• **Input rows**

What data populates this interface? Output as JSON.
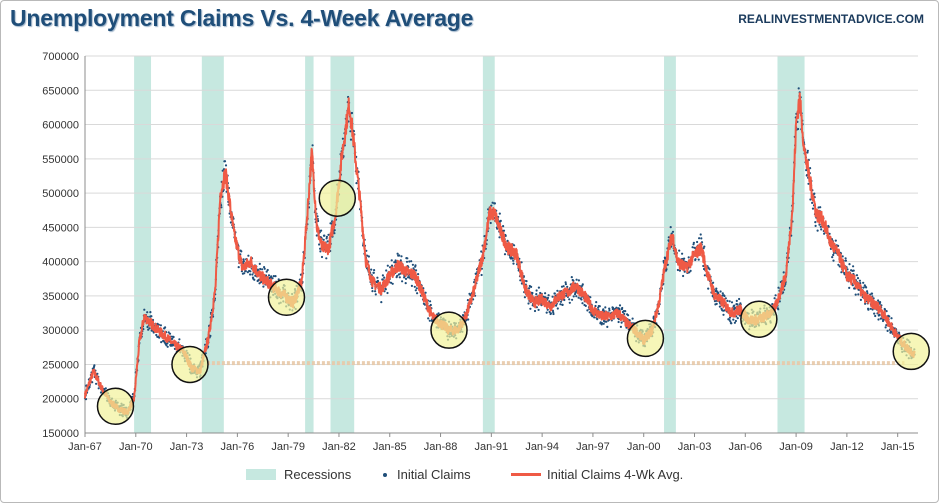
{
  "header": {
    "title": "Unemployment Claims Vs. 4-Week Average",
    "source": "REALINVESTMENTADVICE.COM"
  },
  "colors": {
    "recession": "#c6e8e0",
    "claims_dots": "#1f4e79",
    "avg_line": "#ef5a45",
    "highlight_fill": "#f2f29a",
    "support_line": "#e8c9a8"
  },
  "chart_data": {
    "type": "line",
    "title": "Unemployment Claims Vs. 4-Week Average",
    "xlabel": "",
    "ylabel": "",
    "xlim": [
      1967.0,
      2016.2
    ],
    "ylim": [
      150000,
      700000
    ],
    "grid": true,
    "legend_position": "bottom",
    "y_ticks": [
      "150000",
      "200000",
      "250000",
      "300000",
      "350000",
      "400000",
      "450000",
      "500000",
      "550000",
      "600000",
      "650000",
      "700000"
    ],
    "x_ticks": [
      "Jan-67",
      "Jan-70",
      "Jan-73",
      "Jan-76",
      "Jan-79",
      "Jan-82",
      "Jan-85",
      "Jan-88",
      "Jan-91",
      "Jan-94",
      "Jan-97",
      "Jan-00",
      "Jan-03",
      "Jan-06",
      "Jan-09",
      "Jan-12",
      "Jan-15"
    ],
    "recessions": [
      [
        1969.9,
        1970.9
      ],
      [
        1973.9,
        1975.2
      ],
      [
        1980.0,
        1980.5
      ],
      [
        1981.5,
        1982.9
      ],
      [
        1990.5,
        1991.2
      ],
      [
        2001.2,
        2001.9
      ],
      [
        2007.9,
        2009.5
      ]
    ],
    "series": [
      {
        "name": "Initial Claims 4-Wk Avg.",
        "x": [
          1967.0,
          1967.5,
          1968.0,
          1968.5,
          1969.0,
          1969.5,
          1969.9,
          1970.2,
          1970.5,
          1970.9,
          1971.3,
          1971.8,
          1972.2,
          1972.8,
          1973.3,
          1973.8,
          1974.3,
          1974.7,
          1975.0,
          1975.3,
          1975.8,
          1976.3,
          1976.8,
          1977.3,
          1977.8,
          1978.3,
          1978.8,
          1979.3,
          1979.8,
          1980.1,
          1980.4,
          1980.7,
          1981.0,
          1981.4,
          1981.8,
          1982.2,
          1982.6,
          1982.8,
          1983.2,
          1983.6,
          1984.0,
          1984.5,
          1985.0,
          1985.5,
          1986.0,
          1986.5,
          1987.0,
          1987.5,
          1988.0,
          1988.5,
          1989.0,
          1989.5,
          1990.0,
          1990.5,
          1990.9,
          1991.2,
          1991.6,
          1992.0,
          1992.5,
          1993.0,
          1993.5,
          1994.0,
          1994.5,
          1995.0,
          1995.5,
          1996.0,
          1996.5,
          1997.0,
          1997.5,
          1998.0,
          1998.5,
          1999.0,
          1999.5,
          2000.0,
          2000.5,
          2000.9,
          2001.3,
          2001.7,
          2002.0,
          2002.5,
          2003.0,
          2003.4,
          2003.8,
          2004.2,
          2004.7,
          2005.2,
          2005.7,
          2006.2,
          2006.7,
          2007.2,
          2007.7,
          2008.0,
          2008.4,
          2008.8,
          2009.0,
          2009.2,
          2009.5,
          2009.8,
          2010.2,
          2010.6,
          2011.0,
          2011.5,
          2012.0,
          2012.5,
          2013.0,
          2013.5,
          2014.0,
          2014.5,
          2015.0,
          2015.5,
          2016.0
        ],
        "values": [
          205000,
          240000,
          215000,
          195000,
          185000,
          180000,
          200000,
          280000,
          320000,
          310000,
          300000,
          290000,
          280000,
          270000,
          245000,
          240000,
          290000,
          360000,
          500000,
          530000,
          440000,
          390000,
          400000,
          380000,
          370000,
          360000,
          350000,
          340000,
          370000,
          460000,
          560000,
          450000,
          420000,
          420000,
          470000,
          560000,
          630000,
          590000,
          500000,
          400000,
          370000,
          360000,
          380000,
          395000,
          385000,
          380000,
          350000,
          320000,
          310000,
          300000,
          300000,
          320000,
          360000,
          410000,
          470000,
          470000,
          440000,
          420000,
          410000,
          360000,
          340000,
          345000,
          335000,
          350000,
          355000,
          365000,
          350000,
          330000,
          320000,
          320000,
          325000,
          310000,
          300000,
          285000,
          300000,
          340000,
          400000,
          440000,
          400000,
          390000,
          410000,
          420000,
          380000,
          350000,
          340000,
          325000,
          330000,
          315000,
          315000,
          320000,
          330000,
          350000,
          380000,
          480000,
          600000,
          640000,
          560000,
          520000,
          470000,
          460000,
          430000,
          410000,
          380000,
          370000,
          350000,
          340000,
          330000,
          310000,
          290000,
          275000,
          265000
        ]
      },
      {
        "name": "Initial Claims",
        "style": "dots",
        "derived_from": "Initial Claims 4-Wk Avg.",
        "spread": 12000
      }
    ],
    "support_level": 252000
  },
  "legend": {
    "recessions": "Recessions",
    "claims": "Initial Claims",
    "avg": "Initial Claims 4-Wk Avg."
  }
}
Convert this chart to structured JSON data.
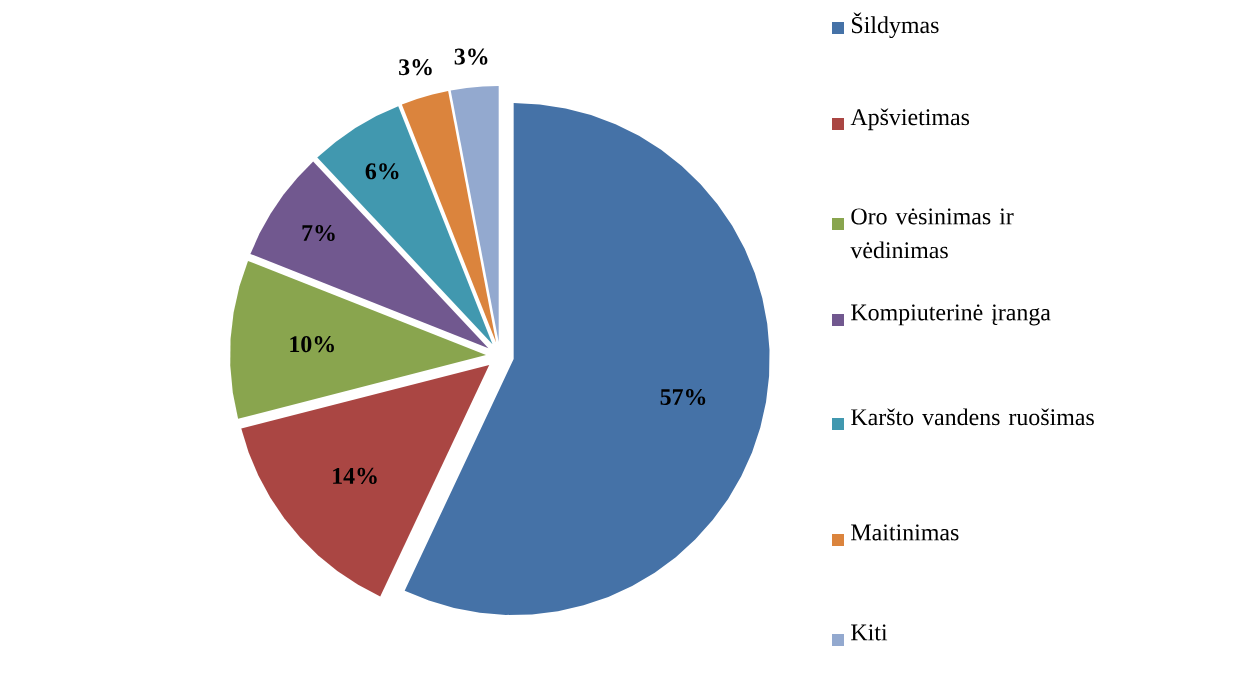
{
  "chart_data": {
    "type": "pie",
    "categories": [
      "Šildymas",
      "Apšvietimas",
      "Oro vėsinimas ir vėdinimas",
      "Kompiuterinė įranga",
      "Karšto vandens ruošimas",
      "Maitinimas",
      "Kiti"
    ],
    "values": [
      57,
      14,
      10,
      7,
      6,
      3,
      3
    ],
    "colors": [
      "#4572a7",
      "#aa4643",
      "#89a54e",
      "#71588f",
      "#4198af",
      "#db843d",
      "#93a9cf"
    ],
    "value_labels": [
      "57%",
      "14%",
      "10%",
      "7%",
      "6%",
      "3%",
      "3%"
    ],
    "legend": "right"
  }
}
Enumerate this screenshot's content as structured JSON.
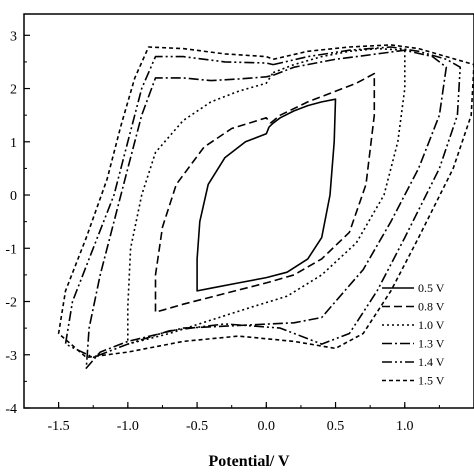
{
  "chart_data": {
    "type": "line",
    "title": "",
    "xlabel": "Potential/ V",
    "ylabel": "",
    "xlim": [
      -1.75,
      1.5
    ],
    "ylim": [
      -4,
      3.4
    ],
    "xticks": [
      -1.5,
      -1.0,
      -0.5,
      0.0,
      0.5,
      1.0
    ],
    "xtick_labels": [
      "-1.5",
      "-1.0",
      "-0.5",
      "0.0",
      "0.5",
      "1.0"
    ],
    "yticks": [
      -4,
      -3,
      -2,
      -1,
      0,
      1,
      2,
      3
    ],
    "ytick_labels": [
      "-4",
      "-3",
      "-2",
      "-1",
      "0",
      "1",
      "2",
      "3"
    ],
    "grid": false,
    "legend_position": "bottom-right",
    "series": [
      {
        "name": "0.5 V",
        "dash": "solid",
        "points": [
          [
            0.02,
            1.28
          ],
          [
            0.05,
            1.35
          ],
          [
            0.1,
            1.45
          ],
          [
            0.2,
            1.58
          ],
          [
            0.3,
            1.68
          ],
          [
            0.4,
            1.75
          ],
          [
            0.5,
            1.8
          ],
          [
            0.49,
            1.0
          ],
          [
            0.46,
            0.0
          ],
          [
            0.4,
            -0.8
          ],
          [
            0.3,
            -1.2
          ],
          [
            0.15,
            -1.45
          ],
          [
            0.0,
            -1.55
          ],
          [
            -0.2,
            -1.65
          ],
          [
            -0.4,
            -1.75
          ],
          [
            -0.5,
            -1.8
          ],
          [
            -0.5,
            -1.2
          ],
          [
            -0.48,
            -0.5
          ],
          [
            -0.42,
            0.2
          ],
          [
            -0.3,
            0.7
          ],
          [
            -0.15,
            1.0
          ],
          [
            0.0,
            1.15
          ],
          [
            0.02,
            1.28
          ]
        ]
      },
      {
        "name": "0.8 V",
        "dash": "8,4",
        "points": [
          [
            0.03,
            1.35
          ],
          [
            0.1,
            1.5
          ],
          [
            0.3,
            1.75
          ],
          [
            0.5,
            1.95
          ],
          [
            0.65,
            2.1
          ],
          [
            0.78,
            2.28
          ],
          [
            0.78,
            1.5
          ],
          [
            0.72,
            0.2
          ],
          [
            0.6,
            -0.7
          ],
          [
            0.4,
            -1.2
          ],
          [
            0.2,
            -1.5
          ],
          [
            0.0,
            -1.65
          ],
          [
            -0.3,
            -1.85
          ],
          [
            -0.6,
            -2.05
          ],
          [
            -0.8,
            -2.2
          ],
          [
            -0.8,
            -1.5
          ],
          [
            -0.75,
            -0.6
          ],
          [
            -0.65,
            0.2
          ],
          [
            -0.45,
            0.9
          ],
          [
            -0.25,
            1.25
          ],
          [
            0.0,
            1.45
          ],
          [
            0.03,
            1.35
          ]
        ]
      },
      {
        "name": "1.0 V",
        "dash": "2,3",
        "points": [
          [
            0.05,
            2.3
          ],
          [
            0.2,
            2.45
          ],
          [
            0.4,
            2.6
          ],
          [
            0.6,
            2.7
          ],
          [
            0.8,
            2.75
          ],
          [
            1.0,
            2.72
          ],
          [
            1.0,
            2.0
          ],
          [
            0.95,
            1.0
          ],
          [
            0.85,
            0.0
          ],
          [
            0.65,
            -0.9
          ],
          [
            0.4,
            -1.5
          ],
          [
            0.15,
            -1.9
          ],
          [
            -0.1,
            -2.1
          ],
          [
            -0.4,
            -2.35
          ],
          [
            -0.7,
            -2.6
          ],
          [
            -1.0,
            -2.8
          ],
          [
            -1.0,
            -2.1
          ],
          [
            -0.98,
            -1.0
          ],
          [
            -0.9,
            0.0
          ],
          [
            -0.8,
            0.8
          ],
          [
            -0.6,
            1.4
          ],
          [
            -0.4,
            1.75
          ],
          [
            -0.2,
            1.95
          ],
          [
            0.0,
            2.1
          ],
          [
            0.05,
            2.3
          ]
        ]
      },
      {
        "name": "1.3 V",
        "dash": "10,3,2,3",
        "points": [
          [
            0.05,
            2.25
          ],
          [
            0.2,
            2.4
          ],
          [
            0.5,
            2.55
          ],
          [
            0.8,
            2.65
          ],
          [
            1.0,
            2.72
          ],
          [
            1.2,
            2.6
          ],
          [
            1.3,
            2.4
          ],
          [
            1.25,
            1.5
          ],
          [
            1.1,
            0.5
          ],
          [
            0.9,
            -0.5
          ],
          [
            0.7,
            -1.4
          ],
          [
            0.5,
            -2.0
          ],
          [
            0.4,
            -2.3
          ],
          [
            0.2,
            -2.4
          ],
          [
            -0.2,
            -2.45
          ],
          [
            -0.6,
            -2.5
          ],
          [
            -1.0,
            -2.75
          ],
          [
            -1.2,
            -2.95
          ],
          [
            -1.3,
            -3.25
          ],
          [
            -1.28,
            -2.5
          ],
          [
            -1.2,
            -1.5
          ],
          [
            -1.1,
            -0.5
          ],
          [
            -1.0,
            0.5
          ],
          [
            -0.9,
            1.5
          ],
          [
            -0.8,
            2.2
          ],
          [
            -0.6,
            2.2
          ],
          [
            -0.4,
            2.15
          ],
          [
            -0.2,
            2.18
          ],
          [
            0.0,
            2.22
          ],
          [
            0.05,
            2.25
          ]
        ]
      },
      {
        "name": "1.4 V",
        "dash": "10,3,2,3,2,3",
        "points": [
          [
            0.05,
            2.45
          ],
          [
            0.3,
            2.6
          ],
          [
            0.6,
            2.72
          ],
          [
            0.9,
            2.78
          ],
          [
            1.1,
            2.7
          ],
          [
            1.3,
            2.55
          ],
          [
            1.4,
            2.4
          ],
          [
            1.38,
            1.5
          ],
          [
            1.25,
            0.5
          ],
          [
            1.0,
            -0.8
          ],
          [
            0.8,
            -1.8
          ],
          [
            0.6,
            -2.6
          ],
          [
            0.4,
            -2.8
          ],
          [
            0.1,
            -2.5
          ],
          [
            -0.3,
            -2.42
          ],
          [
            -0.7,
            -2.55
          ],
          [
            -1.0,
            -2.8
          ],
          [
            -1.25,
            -3.05
          ],
          [
            -1.45,
            -2.8
          ],
          [
            -1.4,
            -2.0
          ],
          [
            -1.25,
            -1.0
          ],
          [
            -1.1,
            0.0
          ],
          [
            -1.0,
            1.0
          ],
          [
            -0.9,
            2.0
          ],
          [
            -0.8,
            2.6
          ],
          [
            -0.6,
            2.6
          ],
          [
            -0.3,
            2.5
          ],
          [
            0.0,
            2.48
          ],
          [
            0.05,
            2.45
          ]
        ]
      },
      {
        "name": "1.5 V",
        "dash": "4,3",
        "points": [
          [
            0.05,
            2.55
          ],
          [
            0.3,
            2.7
          ],
          [
            0.6,
            2.78
          ],
          [
            0.9,
            2.82
          ],
          [
            1.1,
            2.75
          ],
          [
            1.3,
            2.6
          ],
          [
            1.5,
            2.45
          ],
          [
            1.48,
            1.5
          ],
          [
            1.35,
            0.5
          ],
          [
            1.1,
            -0.8
          ],
          [
            0.9,
            -1.8
          ],
          [
            0.7,
            -2.6
          ],
          [
            0.5,
            -2.88
          ],
          [
            0.2,
            -2.75
          ],
          [
            -0.2,
            -2.65
          ],
          [
            -0.6,
            -2.75
          ],
          [
            -1.0,
            -2.95
          ],
          [
            -1.3,
            -3.05
          ],
          [
            -1.5,
            -2.6
          ],
          [
            -1.45,
            -1.8
          ],
          [
            -1.3,
            -0.8
          ],
          [
            -1.15,
            0.3
          ],
          [
            -1.05,
            1.3
          ],
          [
            -0.95,
            2.2
          ],
          [
            -0.85,
            2.78
          ],
          [
            -0.6,
            2.75
          ],
          [
            -0.3,
            2.65
          ],
          [
            0.0,
            2.6
          ],
          [
            0.05,
            2.55
          ]
        ]
      }
    ]
  }
}
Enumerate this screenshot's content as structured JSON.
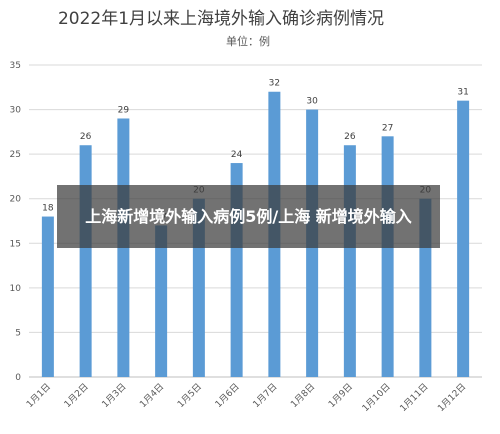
{
  "chart_data": {
    "type": "bar",
    "title": "2022年1月以来上海境外输入确诊病例情况",
    "subtitle": "单位：例",
    "categories": [
      "1月1日",
      "1月2日",
      "1月3日",
      "1月4日",
      "1月5日",
      "1月6日",
      "1月7日",
      "1月8日",
      "1月9日",
      "1月10日",
      "1月11日",
      "1月12日"
    ],
    "values": [
      18,
      26,
      29,
      17,
      20,
      24,
      32,
      30,
      26,
      27,
      20,
      31
    ],
    "ylim": [
      0,
      35
    ],
    "yticks": [
      0,
      5,
      10,
      15,
      20,
      25,
      30,
      35
    ],
    "grid": true,
    "bar_color": "#5B9BD5"
  },
  "overlay": {
    "text": "上海新增境外输入病例5例/上海 新增境外输入"
  }
}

• **Work to be completed**
The word "JSON" may appear on some lines. Report how many lines hold it, giving the number alone.

• **The result**
4